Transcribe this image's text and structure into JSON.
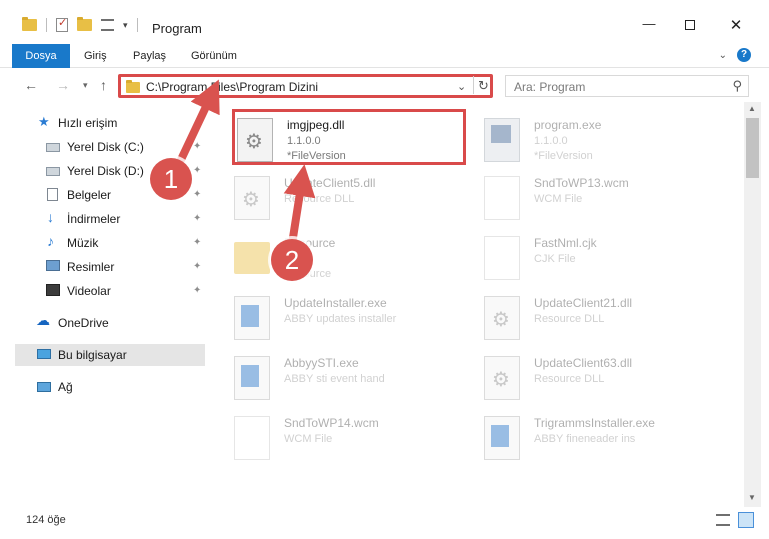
{
  "window": {
    "title": "Program",
    "minimize": "—",
    "close": "✕"
  },
  "ribbon": {
    "tabs": [
      "Dosya",
      "Giriş",
      "Paylaş",
      "Görünüm"
    ],
    "expand": "⌄",
    "help": "?"
  },
  "nav": {
    "back": "←",
    "forward": "→",
    "recent": "▾",
    "up": "↑",
    "address": "C:\\Program Files\\Program Dizini",
    "address_dropdown": "⌄",
    "refresh": "↻",
    "search_placeholder": "Ara: Program",
    "search_icon": "⚲"
  },
  "sidebar": {
    "items": [
      {
        "label": "Hızlı erişim",
        "icon": "star-icon",
        "pinned": false
      },
      {
        "label": "Yerel Disk (C:)",
        "icon": "disk-icon",
        "pinned": true
      },
      {
        "label": "Yerel Disk (D:)",
        "icon": "disk-icon",
        "pinned": true
      },
      {
        "label": "Belgeler",
        "icon": "document-icon",
        "pinned": true
      },
      {
        "label": "İndirmeler",
        "icon": "download-icon",
        "pinned": true
      },
      {
        "label": "Müzik",
        "icon": "music-icon",
        "pinned": true
      },
      {
        "label": "Resimler",
        "icon": "pictures-icon",
        "pinned": true
      },
      {
        "label": "Videolar",
        "icon": "video-icon",
        "pinned": true
      },
      {
        "label": "OneDrive",
        "icon": "cloud-icon",
        "pinned": false
      },
      {
        "label": "Bu bilgisayar",
        "icon": "computer-icon",
        "pinned": false,
        "selected": true
      },
      {
        "label": "Ağ",
        "icon": "network-icon",
        "pinned": false
      }
    ],
    "pin_glyph": "📌"
  },
  "files": [
    {
      "name": "imgjpeg.dll",
      "line2": "1.1.0.0",
      "line3": "*FileVersion",
      "thumb": "gear-file-icon",
      "highlighted": true
    },
    {
      "name": "program.exe",
      "line2": "1.1.0.0",
      "line3": "*FileVersion",
      "thumb": "exe-icon"
    },
    {
      "name": "UpdateClient5.dll",
      "line2": "Resource DLL",
      "line3": "",
      "thumb": "gear-file-icon"
    },
    {
      "name": "SndToWP13.wcm",
      "line2": "WCM File",
      "line3": "",
      "thumb": "blank-file-icon"
    },
    {
      "name": "Resource",
      "line2": "",
      "line3": "Resource",
      "thumb": "folder-icon"
    },
    {
      "name": "FastNml.cjk",
      "line2": "CJK File",
      "line3": "",
      "thumb": "blank-file-icon"
    },
    {
      "name": "UpdateInstaller.exe",
      "line2": "ABBY updates installer",
      "line3": "",
      "thumb": "app-icon"
    },
    {
      "name": "UpdateClient21.dll",
      "line2": "Resource DLL",
      "line3": "",
      "thumb": "gear-file-icon"
    },
    {
      "name": "AbbyySTI.exe",
      "line2": "ABBY sti event hand",
      "line3": "",
      "thumb": "app-icon"
    },
    {
      "name": "UpdateClient63.dll",
      "line2": "Resource DLL",
      "line3": "",
      "thumb": "gear-file-icon"
    },
    {
      "name": "SndToWP14.wcm",
      "line2": "WCM File",
      "line3": "",
      "thumb": "blank-file-icon"
    },
    {
      "name": "TrigrammsInstaller.exe",
      "line2": "ABBY fineneader ins",
      "line3": "",
      "thumb": "app-icon"
    }
  ],
  "status": {
    "count": "124 öğe"
  },
  "annotations": {
    "step1": "1",
    "step2": "2",
    "color": "#d9534f"
  },
  "colors": {
    "accent": "#1979ca",
    "highlight_border": "#d94a4a"
  }
}
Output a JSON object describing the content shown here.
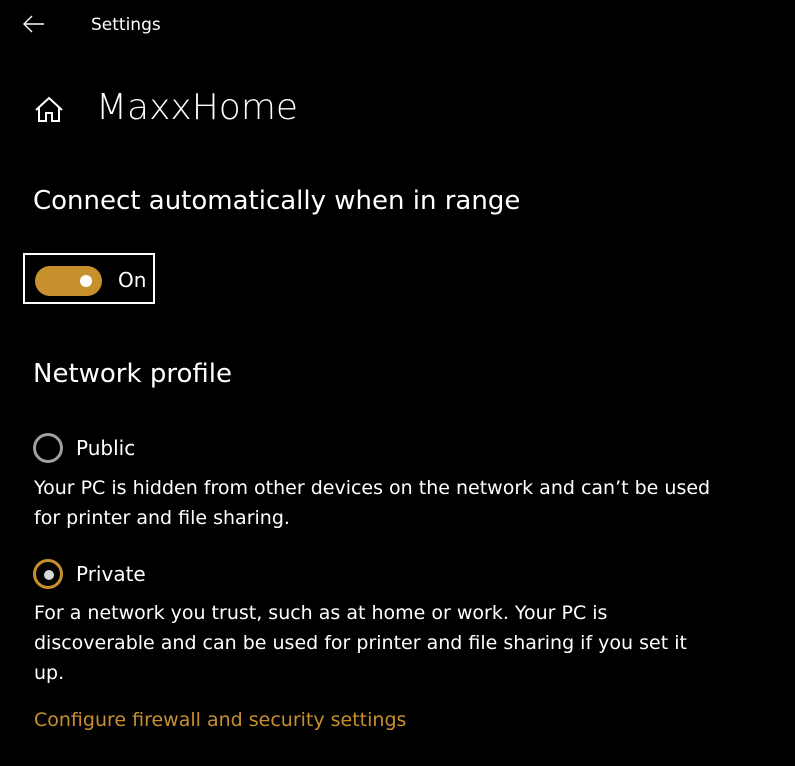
{
  "window": {
    "title": "Settings"
  },
  "icons": {
    "back": "back-arrow-icon",
    "home": "home-icon"
  },
  "header": {
    "title": "MaxxHome"
  },
  "connect_auto": {
    "heading": "Connect automatically when in range",
    "toggle_state": "On",
    "is_on": true
  },
  "network_profile": {
    "heading": "Network profile",
    "options": [
      {
        "label": "Public",
        "selected": false,
        "description": "Your PC is hidden from other devices on the network and can’t be used for printer and file sharing."
      },
      {
        "label": "Private",
        "selected": true,
        "description": "For a network you trust, such as at home or work. Your PC is discoverable and can be used for printer and file sharing if you set it up."
      }
    ]
  },
  "link": {
    "label": "Configure firewall and security settings"
  },
  "colors": {
    "background": "#000000",
    "text": "#ffffff",
    "accent": "#c8902d",
    "radio_border": "#a0a0a0",
    "radio_dot": "#d8d8d8"
  }
}
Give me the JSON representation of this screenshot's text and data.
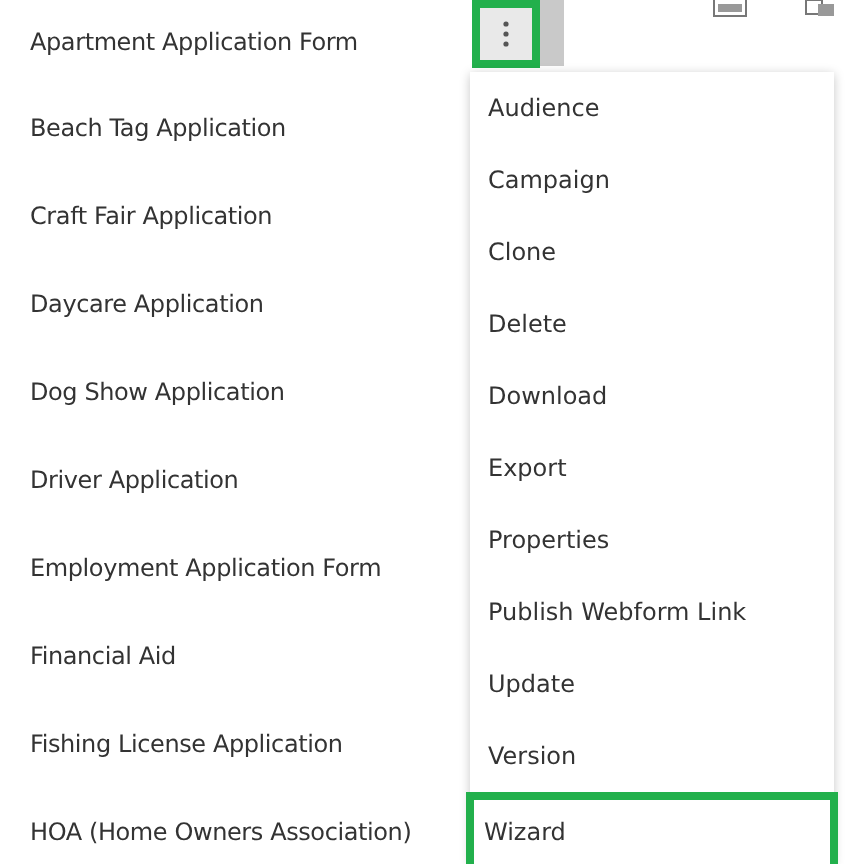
{
  "forms": [
    {
      "name": "Apartment Application Form"
    },
    {
      "name": "Beach Tag Application"
    },
    {
      "name": "Craft Fair Application"
    },
    {
      "name": "Daycare Application"
    },
    {
      "name": "Dog Show Application"
    },
    {
      "name": "Driver Application"
    },
    {
      "name": "Employment Application Form"
    },
    {
      "name": "Financial Aid"
    },
    {
      "name": "Fishing License Application"
    },
    {
      "name": "HOA (Home Owners Association)"
    }
  ],
  "menu": [
    {
      "label": "Audience",
      "selected": false
    },
    {
      "label": "Campaign",
      "selected": false
    },
    {
      "label": "Clone",
      "selected": false
    },
    {
      "label": "Delete",
      "selected": false
    },
    {
      "label": "Download",
      "selected": false
    },
    {
      "label": "Export",
      "selected": false
    },
    {
      "label": "Properties",
      "selected": false
    },
    {
      "label": "Publish Webform Link",
      "selected": false
    },
    {
      "label": "Update",
      "selected": false
    },
    {
      "label": "Version",
      "selected": false
    },
    {
      "label": "Wizard",
      "selected": true
    }
  ]
}
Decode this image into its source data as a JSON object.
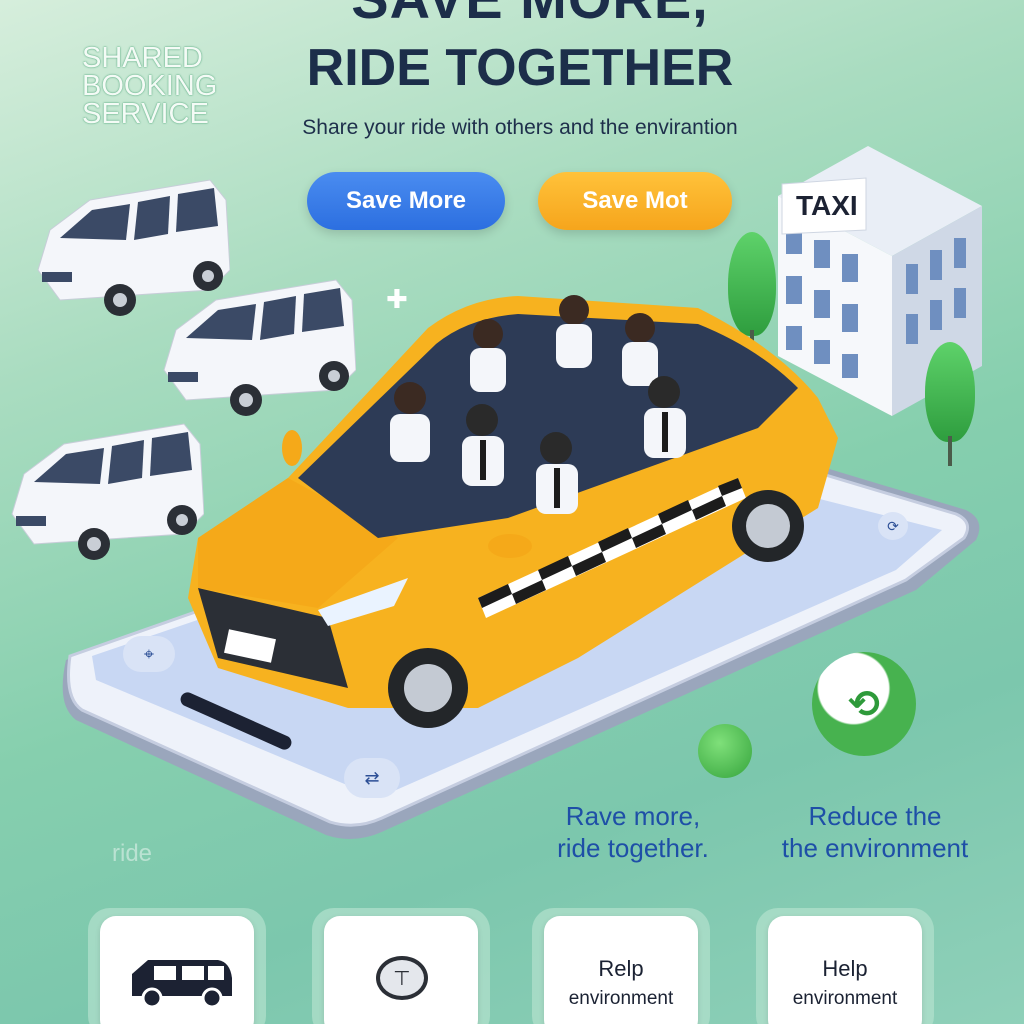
{
  "headline": {
    "top_line": "SAVE MORE,",
    "main": "RIDE TOGETHER",
    "subtitle": "Share your ride with others and the envirantion"
  },
  "brand": {
    "line1": "SHARED",
    "line2": "BOOKING",
    "line3": "SERVICE"
  },
  "buttons": {
    "primary_label": "Save More",
    "secondary_label": "Save Mot"
  },
  "building": {
    "sign": "TAXI"
  },
  "captions": {
    "left_line1": "Rave more,",
    "left_line2": "ride together.",
    "right_line1": "Reduce the",
    "right_line2": "the environment",
    "ghost": "ride"
  },
  "cards": [
    {
      "icon": "van-icon",
      "label": ""
    },
    {
      "icon": "steering-badge-icon",
      "label": ""
    },
    {
      "icon": "",
      "label_line1": "Relp",
      "label_line2": "environment"
    },
    {
      "icon": "",
      "label_line1": "Help",
      "label_line2": "environment"
    }
  ],
  "colors": {
    "accent_blue": "#2c6fe0",
    "accent_yellow": "#f6a51c",
    "taxi_yellow": "#f7b21f",
    "headline": "#1c2e4a",
    "caption_blue": "#1e4fa7"
  }
}
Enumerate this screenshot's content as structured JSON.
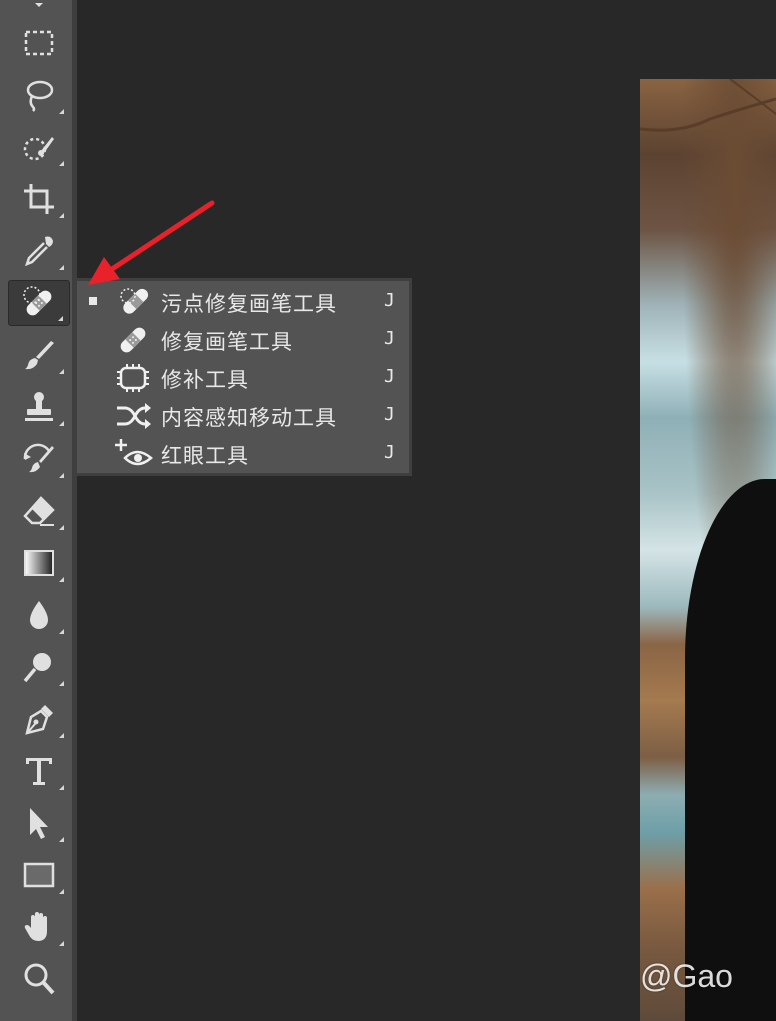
{
  "toolbar": {
    "tools": [
      {
        "name": "move-tool",
        "icon": "move-icon"
      },
      {
        "name": "rectangular-marquee-tool",
        "icon": "marquee-icon"
      },
      {
        "name": "lasso-tool",
        "icon": "lasso-icon"
      },
      {
        "name": "quick-selection-tool",
        "icon": "quick-selection-icon"
      },
      {
        "name": "crop-tool",
        "icon": "crop-icon"
      },
      {
        "name": "eyedropper-tool",
        "icon": "eyedropper-icon"
      },
      {
        "name": "spot-healing-brush-tool",
        "icon": "bandage-icon",
        "active": true
      },
      {
        "name": "brush-tool",
        "icon": "brush-icon"
      },
      {
        "name": "clone-stamp-tool",
        "icon": "stamp-icon"
      },
      {
        "name": "history-brush-tool",
        "icon": "history-brush-icon"
      },
      {
        "name": "eraser-tool",
        "icon": "eraser-icon"
      },
      {
        "name": "gradient-tool",
        "icon": "gradient-icon"
      },
      {
        "name": "blur-tool",
        "icon": "drop-icon"
      },
      {
        "name": "dodge-tool",
        "icon": "dodge-icon"
      },
      {
        "name": "pen-tool",
        "icon": "pen-icon"
      },
      {
        "name": "type-tool",
        "icon": "type-icon"
      },
      {
        "name": "path-selection-tool",
        "icon": "arrow-cursor-icon"
      },
      {
        "name": "rectangle-tool",
        "icon": "rectangle-icon"
      },
      {
        "name": "hand-tool",
        "icon": "hand-icon"
      },
      {
        "name": "zoom-tool",
        "icon": "magnifier-icon"
      }
    ]
  },
  "flyout": {
    "items": [
      {
        "label": "污点修复画笔工具",
        "shortcut": "J",
        "icon": "spot-healing-icon",
        "selected": true
      },
      {
        "label": "修复画笔工具",
        "shortcut": "J",
        "icon": "healing-brush-icon",
        "selected": false
      },
      {
        "label": "修补工具",
        "shortcut": "J",
        "icon": "patch-icon",
        "selected": false
      },
      {
        "label": "内容感知移动工具",
        "shortcut": "J",
        "icon": "content-aware-move-icon",
        "selected": false
      },
      {
        "label": "红眼工具",
        "shortcut": "J",
        "icon": "red-eye-icon",
        "selected": false
      }
    ]
  },
  "canvas": {
    "watermark": "@Gao"
  },
  "colors": {
    "annotation_arrow": "#e8212b",
    "toolbar_bg": "#535353",
    "workspace_bg": "#282828"
  }
}
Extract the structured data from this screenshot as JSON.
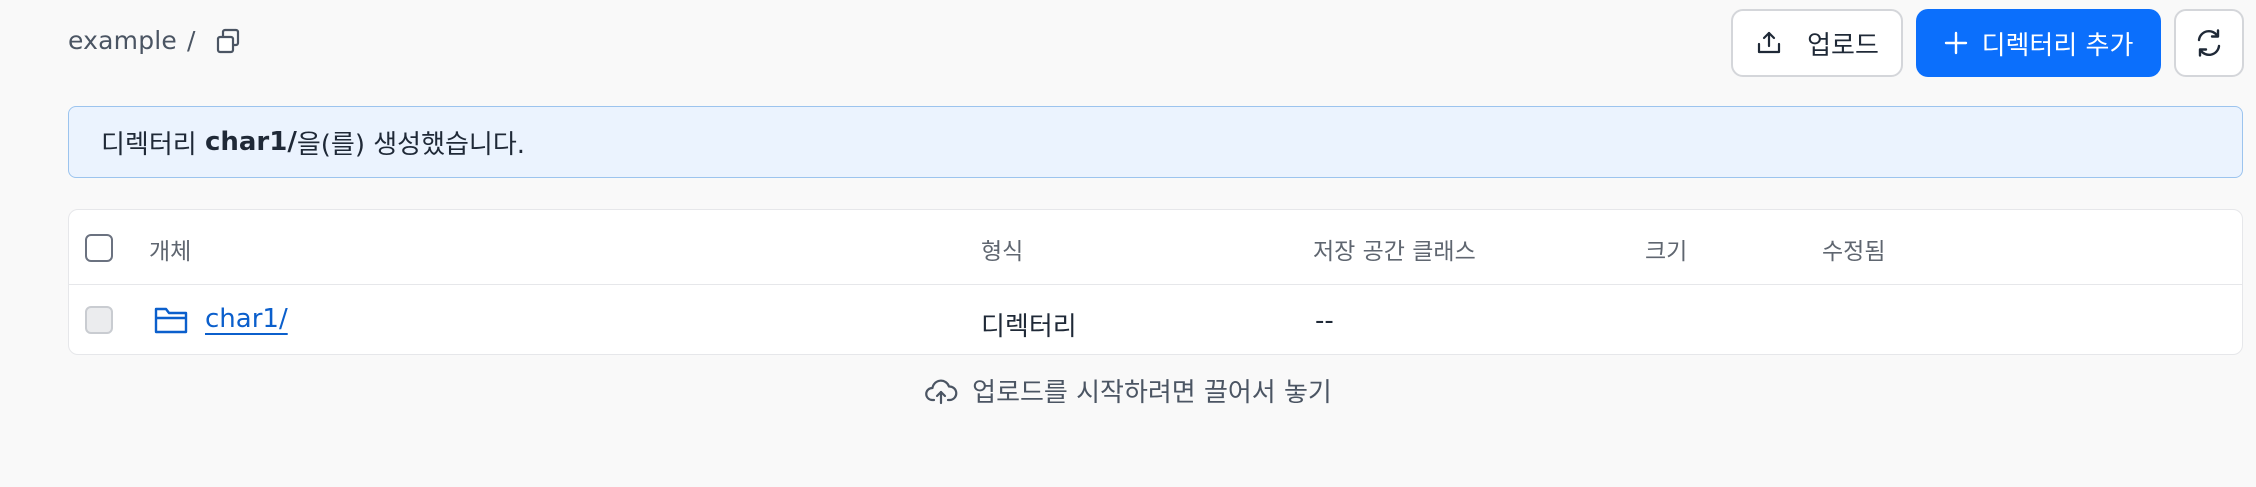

Instruction → Where a line holds "description", copy that line.

Exercise response →
        "description": "Your PC is hidden from other devices on the network and can’t be used for printer and file sharing."
        "description": "For a network you trust, such as at home or work. Your PC is discoverable and can be used for printer and file sharing if you set it up."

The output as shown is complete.